* **Task objective**: Reproduce the records below, substituting "presence-icon" for every occurrence of "user-status-icon" and keeping everything else the same.

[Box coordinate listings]
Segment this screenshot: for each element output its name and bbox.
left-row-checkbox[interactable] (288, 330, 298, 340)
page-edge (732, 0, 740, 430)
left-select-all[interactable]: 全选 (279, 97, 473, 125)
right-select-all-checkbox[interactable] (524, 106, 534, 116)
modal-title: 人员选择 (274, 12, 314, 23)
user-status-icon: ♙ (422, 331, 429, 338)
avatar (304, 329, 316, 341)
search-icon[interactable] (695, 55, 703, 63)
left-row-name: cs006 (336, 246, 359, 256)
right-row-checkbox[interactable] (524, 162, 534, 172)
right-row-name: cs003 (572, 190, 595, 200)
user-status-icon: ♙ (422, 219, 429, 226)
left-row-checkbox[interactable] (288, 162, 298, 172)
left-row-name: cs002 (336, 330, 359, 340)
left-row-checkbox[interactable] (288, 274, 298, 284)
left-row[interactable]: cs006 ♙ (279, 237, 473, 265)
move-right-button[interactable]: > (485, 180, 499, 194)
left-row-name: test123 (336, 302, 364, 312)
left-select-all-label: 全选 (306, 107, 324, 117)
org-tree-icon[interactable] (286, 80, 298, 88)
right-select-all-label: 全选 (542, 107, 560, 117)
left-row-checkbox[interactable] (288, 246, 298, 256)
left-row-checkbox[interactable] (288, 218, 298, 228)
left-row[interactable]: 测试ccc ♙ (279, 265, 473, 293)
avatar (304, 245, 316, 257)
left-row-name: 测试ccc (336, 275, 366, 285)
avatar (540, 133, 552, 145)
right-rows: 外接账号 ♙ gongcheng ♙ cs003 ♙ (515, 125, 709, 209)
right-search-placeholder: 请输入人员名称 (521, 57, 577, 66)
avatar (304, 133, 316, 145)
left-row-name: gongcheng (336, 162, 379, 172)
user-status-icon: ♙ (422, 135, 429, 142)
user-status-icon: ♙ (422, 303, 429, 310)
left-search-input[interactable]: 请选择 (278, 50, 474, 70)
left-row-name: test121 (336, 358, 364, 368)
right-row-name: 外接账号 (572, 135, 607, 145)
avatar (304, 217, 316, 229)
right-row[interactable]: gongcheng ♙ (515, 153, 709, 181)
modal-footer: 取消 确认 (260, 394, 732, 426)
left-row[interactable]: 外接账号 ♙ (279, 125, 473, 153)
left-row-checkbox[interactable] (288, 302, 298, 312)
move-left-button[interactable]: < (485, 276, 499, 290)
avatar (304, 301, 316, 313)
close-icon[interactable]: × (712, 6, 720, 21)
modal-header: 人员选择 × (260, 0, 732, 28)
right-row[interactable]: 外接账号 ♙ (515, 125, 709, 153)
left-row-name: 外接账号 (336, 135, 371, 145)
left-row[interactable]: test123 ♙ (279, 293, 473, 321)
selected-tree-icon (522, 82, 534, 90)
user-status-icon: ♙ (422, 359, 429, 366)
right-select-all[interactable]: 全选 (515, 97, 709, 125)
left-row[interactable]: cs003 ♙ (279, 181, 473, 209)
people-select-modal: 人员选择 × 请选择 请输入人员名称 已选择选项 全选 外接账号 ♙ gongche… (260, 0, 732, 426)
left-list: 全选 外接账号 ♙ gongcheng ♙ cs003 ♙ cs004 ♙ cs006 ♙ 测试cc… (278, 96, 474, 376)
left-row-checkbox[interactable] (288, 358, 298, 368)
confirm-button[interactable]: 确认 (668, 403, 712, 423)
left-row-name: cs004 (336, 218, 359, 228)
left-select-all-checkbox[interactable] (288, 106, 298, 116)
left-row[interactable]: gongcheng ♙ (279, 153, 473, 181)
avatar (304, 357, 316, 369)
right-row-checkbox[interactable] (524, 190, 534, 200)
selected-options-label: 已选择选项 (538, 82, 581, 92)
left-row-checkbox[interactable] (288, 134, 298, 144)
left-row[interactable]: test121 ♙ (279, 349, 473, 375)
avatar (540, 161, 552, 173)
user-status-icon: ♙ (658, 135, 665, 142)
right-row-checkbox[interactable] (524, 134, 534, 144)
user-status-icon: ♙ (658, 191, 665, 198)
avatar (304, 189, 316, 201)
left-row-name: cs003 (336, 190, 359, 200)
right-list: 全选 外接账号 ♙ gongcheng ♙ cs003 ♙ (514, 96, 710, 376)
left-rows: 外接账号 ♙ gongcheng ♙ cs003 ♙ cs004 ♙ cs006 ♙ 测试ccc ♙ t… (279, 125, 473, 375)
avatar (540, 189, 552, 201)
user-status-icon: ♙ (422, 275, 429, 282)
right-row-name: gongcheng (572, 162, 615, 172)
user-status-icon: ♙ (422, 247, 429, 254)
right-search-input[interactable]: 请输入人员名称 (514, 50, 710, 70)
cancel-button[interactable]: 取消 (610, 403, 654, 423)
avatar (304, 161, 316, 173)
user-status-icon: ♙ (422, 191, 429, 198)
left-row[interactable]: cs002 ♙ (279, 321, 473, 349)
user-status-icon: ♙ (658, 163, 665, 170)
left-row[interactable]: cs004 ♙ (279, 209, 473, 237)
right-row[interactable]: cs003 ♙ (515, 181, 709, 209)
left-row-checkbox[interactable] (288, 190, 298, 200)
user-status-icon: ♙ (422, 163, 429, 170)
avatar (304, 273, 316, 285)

* **Exercise output**:
Segment this screenshot: for each element output its name and bbox.
left-row-checkbox[interactable] (288, 330, 298, 340)
page-edge (732, 0, 740, 430)
left-select-all[interactable]: 全选 (279, 97, 473, 125)
right-select-all-checkbox[interactable] (524, 106, 534, 116)
modal-title: 人员选择 (274, 12, 314, 23)
presence-icon: ♙ (422, 331, 429, 338)
avatar (304, 329, 316, 341)
search-icon[interactable] (695, 55, 703, 63)
left-row-name: cs006 (336, 246, 359, 256)
right-row-checkbox[interactable] (524, 162, 534, 172)
right-row-name: cs003 (572, 190, 595, 200)
presence-icon: ♙ (422, 219, 429, 226)
left-row-checkbox[interactable] (288, 162, 298, 172)
left-row-name: cs002 (336, 330, 359, 340)
left-row-checkbox[interactable] (288, 274, 298, 284)
left-row[interactable]: cs006 ♙ (279, 237, 473, 265)
move-right-button[interactable]: > (485, 180, 499, 194)
left-row-name: test123 (336, 302, 364, 312)
left-select-all-label: 全选 (306, 107, 324, 117)
org-tree-icon[interactable] (286, 80, 298, 88)
right-select-all-label: 全选 (542, 107, 560, 117)
left-row-checkbox[interactable] (288, 246, 298, 256)
left-row-checkbox[interactable] (288, 218, 298, 228)
left-row[interactable]: 测试ccc ♙ (279, 265, 473, 293)
avatar (304, 245, 316, 257)
left-row-name: 测试ccc (336, 275, 366, 285)
avatar (540, 133, 552, 145)
right-rows: 外接账号 ♙ gongcheng ♙ cs003 ♙ (515, 125, 709, 209)
right-search-placeholder: 请输入人员名称 (521, 57, 577, 66)
avatar (304, 133, 316, 145)
left-row-name: gongcheng (336, 162, 379, 172)
presence-icon: ♙ (422, 135, 429, 142)
presence-icon: ♙ (422, 303, 429, 310)
left-search-input[interactable]: 请选择 (278, 50, 474, 70)
left-row-name: test121 (336, 358, 364, 368)
right-row-name: 外接账号 (572, 135, 607, 145)
avatar (304, 217, 316, 229)
right-row[interactable]: gongcheng ♙ (515, 153, 709, 181)
modal-footer: 取消 确认 (260, 394, 732, 426)
left-row[interactable]: 外接账号 ♙ (279, 125, 473, 153)
left-row-checkbox[interactable] (288, 302, 298, 312)
move-left-button[interactable]: < (485, 276, 499, 290)
avatar (304, 301, 316, 313)
close-icon[interactable]: × (712, 6, 720, 21)
modal-header: 人员选择 × (260, 0, 732, 28)
right-row[interactable]: 外接账号 ♙ (515, 125, 709, 153)
left-row-name: 外接账号 (336, 135, 371, 145)
left-row[interactable]: test123 ♙ (279, 293, 473, 321)
selected-tree-icon (522, 82, 534, 90)
presence-icon: ♙ (422, 359, 429, 366)
right-select-all[interactable]: 全选 (515, 97, 709, 125)
left-row[interactable]: cs003 ♙ (279, 181, 473, 209)
people-select-modal: 人员选择 × 请选择 请输入人员名称 已选择选项 全选 外接账号 ♙ gongche… (260, 0, 732, 426)
left-list: 全选 外接账号 ♙ gongcheng ♙ cs003 ♙ cs004 ♙ cs006 ♙ 测试cc… (278, 96, 474, 376)
left-row-checkbox[interactable] (288, 358, 298, 368)
confirm-button[interactable]: 确认 (668, 403, 712, 423)
left-row-name: cs004 (336, 218, 359, 228)
left-select-all-checkbox[interactable] (288, 106, 298, 116)
left-row[interactable]: gongcheng ♙ (279, 153, 473, 181)
avatar (304, 357, 316, 369)
right-row-checkbox[interactable] (524, 190, 534, 200)
selected-options-label: 已选择选项 (538, 82, 581, 92)
left-row-checkbox[interactable] (288, 134, 298, 144)
left-row[interactable]: test121 ♙ (279, 349, 473, 375)
avatar (540, 161, 552, 173)
presence-icon: ♙ (658, 135, 665, 142)
right-row-checkbox[interactable] (524, 134, 534, 144)
presence-icon: ♙ (658, 191, 665, 198)
avatar (304, 189, 316, 201)
left-row-name: cs003 (336, 190, 359, 200)
right-list: 全选 外接账号 ♙ gongcheng ♙ cs003 ♙ (514, 96, 710, 376)
left-rows: 外接账号 ♙ gongcheng ♙ cs003 ♙ cs004 ♙ cs006 ♙ 测试ccc ♙ t… (279, 125, 473, 375)
avatar (540, 189, 552, 201)
presence-icon: ♙ (422, 275, 429, 282)
right-row-name: gongcheng (572, 162, 615, 172)
presence-icon: ♙ (422, 247, 429, 254)
right-search-input[interactable]: 请输入人员名称 (514, 50, 710, 70)
cancel-button[interactable]: 取消 (610, 403, 654, 423)
avatar (304, 161, 316, 173)
presence-icon: ♙ (422, 191, 429, 198)
left-row[interactable]: cs002 ♙ (279, 321, 473, 349)
presence-icon: ♙ (658, 163, 665, 170)
left-row[interactable]: cs004 ♙ (279, 209, 473, 237)
right-row[interactable]: cs003 ♙ (515, 181, 709, 209)
left-row-checkbox[interactable] (288, 190, 298, 200)
presence-icon: ♙ (422, 163, 429, 170)
avatar (304, 273, 316, 285)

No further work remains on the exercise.